Directive:
Repeat what the lines below say, word for word, and skip every image.

Records to use:
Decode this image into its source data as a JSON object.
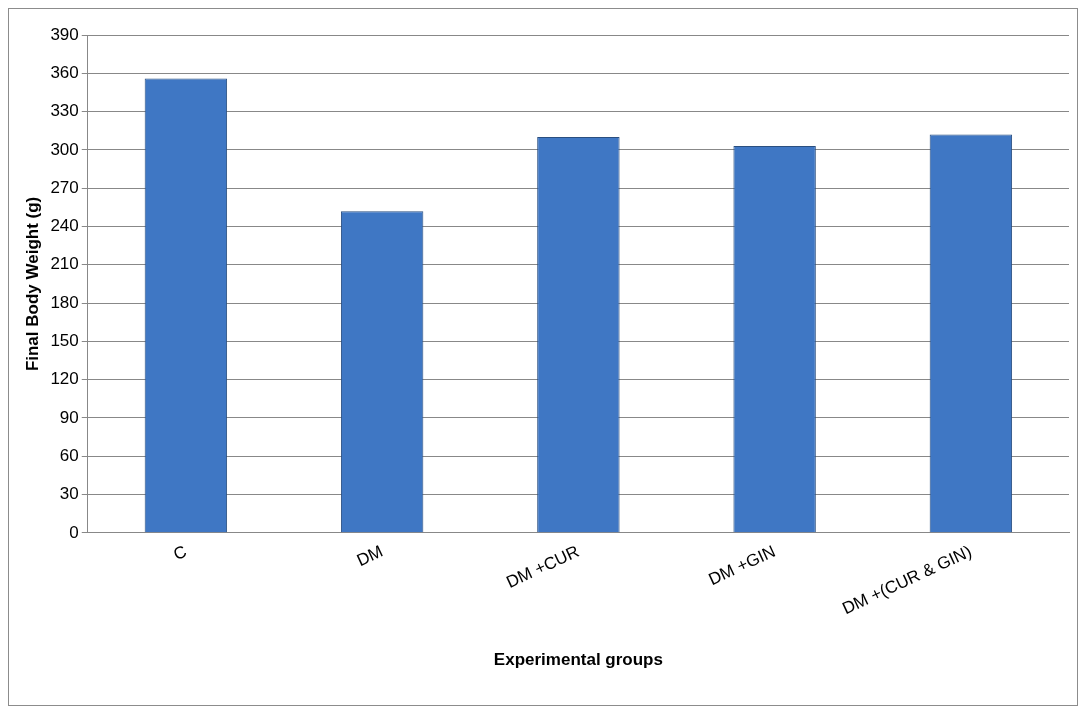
{
  "chart_data": {
    "type": "bar",
    "xlabel": "Experimental groups",
    "ylabel": "Final Body Weight (g)",
    "categories": [
      "C",
      "DM",
      "DM +CUR",
      "DM +GIN",
      "DM +(CUR & GIN)"
    ],
    "values": [
      356,
      252,
      310,
      303,
      312
    ],
    "color": "#3f77c4",
    "ylim": [
      0,
      390
    ],
    "yticks": [
      0,
      30,
      60,
      90,
      120,
      150,
      180,
      210,
      240,
      270,
      300,
      330,
      360,
      390
    ],
    "grid": "y"
  }
}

Output for this exercise:
Decode this image into its source data as a JSON object.
{
  "chart_data": {
    "type": "bar",
    "xlabel": "Experimental groups",
    "ylabel": "Final Body Weight (g)",
    "categories": [
      "C",
      "DM",
      "DM +CUR",
      "DM +GIN",
      "DM +(CUR & GIN)"
    ],
    "values": [
      356,
      252,
      310,
      303,
      312
    ],
    "color": "#3f77c4",
    "ylim": [
      0,
      390
    ],
    "yticks": [
      0,
      30,
      60,
      90,
      120,
      150,
      180,
      210,
      240,
      270,
      300,
      330,
      360,
      390
    ],
    "grid": "y"
  }
}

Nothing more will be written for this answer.